Print the stretch of the article on American hostage families from "Seven Americans, including" through "without providing evidence.", copying it word for word.

### SUPPLIED PASSAGE:
────────
“Families of American Hostages Say a Deal ‘Has to Happen Right Now’”, The New York Times
Seven Americans remain held in Gaza by Hamas. An eighth American, Hersh Goldberg-Polin, was among the hostages whose bodies were recovered on Saturday.
By Troy Closson, Campbell Robertson and Jay Root, Sept. 2, 2024
The families of several American hostages criticized Prime Minister Benjamin Netanyahu of Israel on Monday as not moving urgently enough to secure a hostage release deal, after six hostages were found dead in southern Gaza over the weekend.
“It has to happen right now,” said Adi Alexander, whose 20-year-old son Edan has been held captive for nearly 11 months. “Full stop. Period. Cease-fire and execution of the deal. More military pressure brings more dead hostages.”
Seven Americans, including Edan Alexander, remain held in Gaza by Hamas. Among them, the Israeli military believes, three wereslain on Oct. 7, but their bodies have not been returned. One dual Israeli-American citizen, Hersh Goldberg-Polin, was among the hostages whose bodies were recovered on Saturday.
The Israeli health ministry said on Sunday that the six slain hostages had been recently shot at close range, according to a forensic examination. The Israeli military blamed Hamas for the killings. Hamas denied responsibility, without providing evidence.
Adi Alexander and his wife, Yael, of Tenafly, N.J., said in a phone interview that the killings of Mr. Goldberg-Polin and the other five hostages were “unnecessary deaths” and could have been prevented. The two commended the White House for being “very dedicated and very focused from the get-go” in the efforts to reach a truce.
But, Mr. Alexander added, “I wish I could see the same dedication from the Israeli government.” He said that he wanted “to call on President Biden to tell Benjamin Netanyahu: Just stop the B.S. Don’t delay the deal.”
Edan Alexander, an American member of the Israel Defense Forces, was raised in New Jersey and a star on his high school swim team. He arrived at a small military outpost near Gaza last September and was stationed there on the morning of the October attacks with Omer Neutra, 22, another American who was later taken hostage. Mr. Neutra grew up on Long Island and was captain of his school’s volleyball and basketball teams.
Mr. Neutra’s parents had bonded with the family of Mr. Goldberg-Polin in recent months, in part because their sons were close in age.
“We were holding on to a vision that they’re possibly together in captivity, that we’d see them come home,” said Mr. Neutra’s mother, Orna. “This is heartbreaking. And it shouldn’t have happened.”
Ms. Neutra and her husband, Ronen, of Plainview, N.Y., said their anger reached in many directions. To the “monsters” in Hamas who brutally executed hostages. To those who do not seem outraged that their son and more than 100 other captives still remain in Gaza. And to the Israeli government, which is facing an outpouring of demonstrations on the streets of Tel Aviv and other cities over the lack of a hostage release deal.
────────
### ROWS:
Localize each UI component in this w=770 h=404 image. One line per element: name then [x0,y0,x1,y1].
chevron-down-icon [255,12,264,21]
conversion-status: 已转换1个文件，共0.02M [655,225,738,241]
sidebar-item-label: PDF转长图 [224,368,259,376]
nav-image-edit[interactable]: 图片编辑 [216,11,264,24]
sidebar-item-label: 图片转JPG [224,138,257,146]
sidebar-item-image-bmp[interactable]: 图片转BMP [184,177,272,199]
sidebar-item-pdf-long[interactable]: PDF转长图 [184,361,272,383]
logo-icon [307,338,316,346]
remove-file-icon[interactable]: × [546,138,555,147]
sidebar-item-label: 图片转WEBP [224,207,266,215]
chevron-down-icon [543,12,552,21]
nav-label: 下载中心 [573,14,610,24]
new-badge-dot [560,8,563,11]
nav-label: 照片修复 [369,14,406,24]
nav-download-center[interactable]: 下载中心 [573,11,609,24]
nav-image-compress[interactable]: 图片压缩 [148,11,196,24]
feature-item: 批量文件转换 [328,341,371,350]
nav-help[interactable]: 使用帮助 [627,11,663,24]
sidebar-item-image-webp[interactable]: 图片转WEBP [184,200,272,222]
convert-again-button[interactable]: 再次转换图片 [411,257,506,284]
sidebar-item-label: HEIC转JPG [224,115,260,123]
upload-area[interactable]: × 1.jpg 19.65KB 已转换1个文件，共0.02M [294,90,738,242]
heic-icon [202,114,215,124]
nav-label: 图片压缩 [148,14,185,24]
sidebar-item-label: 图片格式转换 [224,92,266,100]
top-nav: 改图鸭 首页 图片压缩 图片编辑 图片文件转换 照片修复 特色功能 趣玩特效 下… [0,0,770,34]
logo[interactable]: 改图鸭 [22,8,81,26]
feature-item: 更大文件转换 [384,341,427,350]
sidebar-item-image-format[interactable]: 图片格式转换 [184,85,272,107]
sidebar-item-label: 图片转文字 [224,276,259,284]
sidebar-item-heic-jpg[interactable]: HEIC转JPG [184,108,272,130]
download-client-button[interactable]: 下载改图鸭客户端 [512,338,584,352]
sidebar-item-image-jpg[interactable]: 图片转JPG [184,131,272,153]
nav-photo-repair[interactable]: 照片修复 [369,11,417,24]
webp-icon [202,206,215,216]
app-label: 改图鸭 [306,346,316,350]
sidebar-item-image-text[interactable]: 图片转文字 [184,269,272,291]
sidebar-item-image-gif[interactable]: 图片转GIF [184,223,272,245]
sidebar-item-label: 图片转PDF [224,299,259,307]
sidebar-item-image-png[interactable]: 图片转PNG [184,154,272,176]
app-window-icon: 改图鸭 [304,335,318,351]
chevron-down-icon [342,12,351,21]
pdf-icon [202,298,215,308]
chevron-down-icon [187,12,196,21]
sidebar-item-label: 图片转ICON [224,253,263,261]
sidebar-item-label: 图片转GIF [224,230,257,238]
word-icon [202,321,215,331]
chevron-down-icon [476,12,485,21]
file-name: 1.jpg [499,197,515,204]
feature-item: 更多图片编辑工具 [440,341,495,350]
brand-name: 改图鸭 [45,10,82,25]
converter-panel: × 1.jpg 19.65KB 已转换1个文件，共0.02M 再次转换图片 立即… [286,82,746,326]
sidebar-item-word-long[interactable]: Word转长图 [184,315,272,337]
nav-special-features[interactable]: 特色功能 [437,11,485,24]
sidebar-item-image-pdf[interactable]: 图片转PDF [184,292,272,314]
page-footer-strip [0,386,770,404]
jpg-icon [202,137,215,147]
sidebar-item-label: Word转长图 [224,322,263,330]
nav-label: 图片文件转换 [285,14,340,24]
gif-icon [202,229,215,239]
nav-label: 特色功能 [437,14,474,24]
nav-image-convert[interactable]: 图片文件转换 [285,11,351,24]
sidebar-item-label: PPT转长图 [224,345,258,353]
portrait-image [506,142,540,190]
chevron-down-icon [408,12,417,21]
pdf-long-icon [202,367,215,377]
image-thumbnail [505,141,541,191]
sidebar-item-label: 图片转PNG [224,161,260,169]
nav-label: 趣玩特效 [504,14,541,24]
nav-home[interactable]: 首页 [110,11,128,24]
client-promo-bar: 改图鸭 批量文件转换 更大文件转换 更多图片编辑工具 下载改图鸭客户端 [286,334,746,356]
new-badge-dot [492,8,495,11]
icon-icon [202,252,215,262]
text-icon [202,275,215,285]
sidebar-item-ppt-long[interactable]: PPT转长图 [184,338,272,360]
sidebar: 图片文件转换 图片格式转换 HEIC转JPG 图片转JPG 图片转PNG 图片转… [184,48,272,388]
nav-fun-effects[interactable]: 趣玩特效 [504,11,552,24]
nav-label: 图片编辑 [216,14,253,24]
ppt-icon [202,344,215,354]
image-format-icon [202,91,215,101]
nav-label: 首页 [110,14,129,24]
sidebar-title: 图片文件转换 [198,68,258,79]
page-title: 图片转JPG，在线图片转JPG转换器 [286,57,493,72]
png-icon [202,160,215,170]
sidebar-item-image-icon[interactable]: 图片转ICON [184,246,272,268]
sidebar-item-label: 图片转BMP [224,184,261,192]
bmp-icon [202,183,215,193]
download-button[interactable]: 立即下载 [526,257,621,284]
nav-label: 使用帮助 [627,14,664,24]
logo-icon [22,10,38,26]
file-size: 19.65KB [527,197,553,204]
────────
### RESPONSE TO THE TASK:
Seven Americans, including Edan Alexander, remain held in Gaza by Hamas. Among them, the Israeli military believes, three wereslain on Oct. 7, but their bodies have not been returned. One dual Israeli-American citizen, Hersh Goldberg-Polin, was among the hostages whose bodies were recovered on Saturday.
The Israeli health ministry said on Sunday that the six slain hostages had been recently shot at close range, according to a forensic examination. The Israeli military blamed Hamas for the killings. Hamas denied responsibility, without providing evidence.